- Short task: Extract the lines of the entries from the start through the line containing "panel-1-mean-line: [218, 260, 777, 421]", including both ends, and copy them without any changes.

[Entries from a data source]
----

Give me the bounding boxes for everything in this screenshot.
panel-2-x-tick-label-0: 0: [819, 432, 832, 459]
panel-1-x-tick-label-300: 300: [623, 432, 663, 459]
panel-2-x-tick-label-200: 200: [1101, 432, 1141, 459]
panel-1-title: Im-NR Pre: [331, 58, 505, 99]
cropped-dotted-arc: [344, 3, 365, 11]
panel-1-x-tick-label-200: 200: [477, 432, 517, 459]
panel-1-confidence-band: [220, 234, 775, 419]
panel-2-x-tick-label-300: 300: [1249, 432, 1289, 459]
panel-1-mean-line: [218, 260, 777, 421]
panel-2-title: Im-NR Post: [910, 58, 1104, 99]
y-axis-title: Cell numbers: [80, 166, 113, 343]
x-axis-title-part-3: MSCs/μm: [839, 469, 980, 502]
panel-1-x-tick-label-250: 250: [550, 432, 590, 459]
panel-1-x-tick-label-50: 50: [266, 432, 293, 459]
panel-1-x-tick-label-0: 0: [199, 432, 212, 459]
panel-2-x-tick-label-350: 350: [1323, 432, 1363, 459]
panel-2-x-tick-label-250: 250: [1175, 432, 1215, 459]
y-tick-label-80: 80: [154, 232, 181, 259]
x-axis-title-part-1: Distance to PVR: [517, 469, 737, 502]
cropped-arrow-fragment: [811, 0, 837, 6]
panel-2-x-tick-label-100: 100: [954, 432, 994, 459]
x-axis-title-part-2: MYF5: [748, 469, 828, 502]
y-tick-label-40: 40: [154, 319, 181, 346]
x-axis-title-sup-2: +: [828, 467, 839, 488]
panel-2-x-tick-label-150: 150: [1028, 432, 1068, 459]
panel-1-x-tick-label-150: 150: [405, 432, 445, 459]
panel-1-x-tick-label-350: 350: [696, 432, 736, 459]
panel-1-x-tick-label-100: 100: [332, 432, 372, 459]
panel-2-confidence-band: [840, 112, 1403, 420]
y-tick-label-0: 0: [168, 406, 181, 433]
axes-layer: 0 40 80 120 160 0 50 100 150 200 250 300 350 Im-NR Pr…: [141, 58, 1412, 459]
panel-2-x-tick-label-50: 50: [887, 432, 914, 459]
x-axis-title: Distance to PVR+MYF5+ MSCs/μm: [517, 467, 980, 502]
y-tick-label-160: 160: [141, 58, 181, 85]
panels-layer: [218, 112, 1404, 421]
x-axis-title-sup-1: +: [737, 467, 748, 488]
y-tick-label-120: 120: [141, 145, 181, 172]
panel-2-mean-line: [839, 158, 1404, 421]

----

- Finished answer:
Give me the bounding boxes for everything in this screenshot.
panel-2-x-tick-label-0: 0: [819, 432, 832, 459]
panel-1-x-tick-label-300: 300: [623, 432, 663, 459]
panel-2-x-tick-label-200: 200: [1101, 432, 1141, 459]
panel-1-title: Im-NR Pre: [331, 58, 505, 99]
cropped-dotted-arc: [344, 3, 365, 11]
panel-1-x-tick-label-200: 200: [477, 432, 517, 459]
panel-1-confidence-band: [220, 234, 775, 419]
panel-2-x-tick-label-300: 300: [1249, 432, 1289, 459]
panel-1-mean-line: [218, 260, 777, 421]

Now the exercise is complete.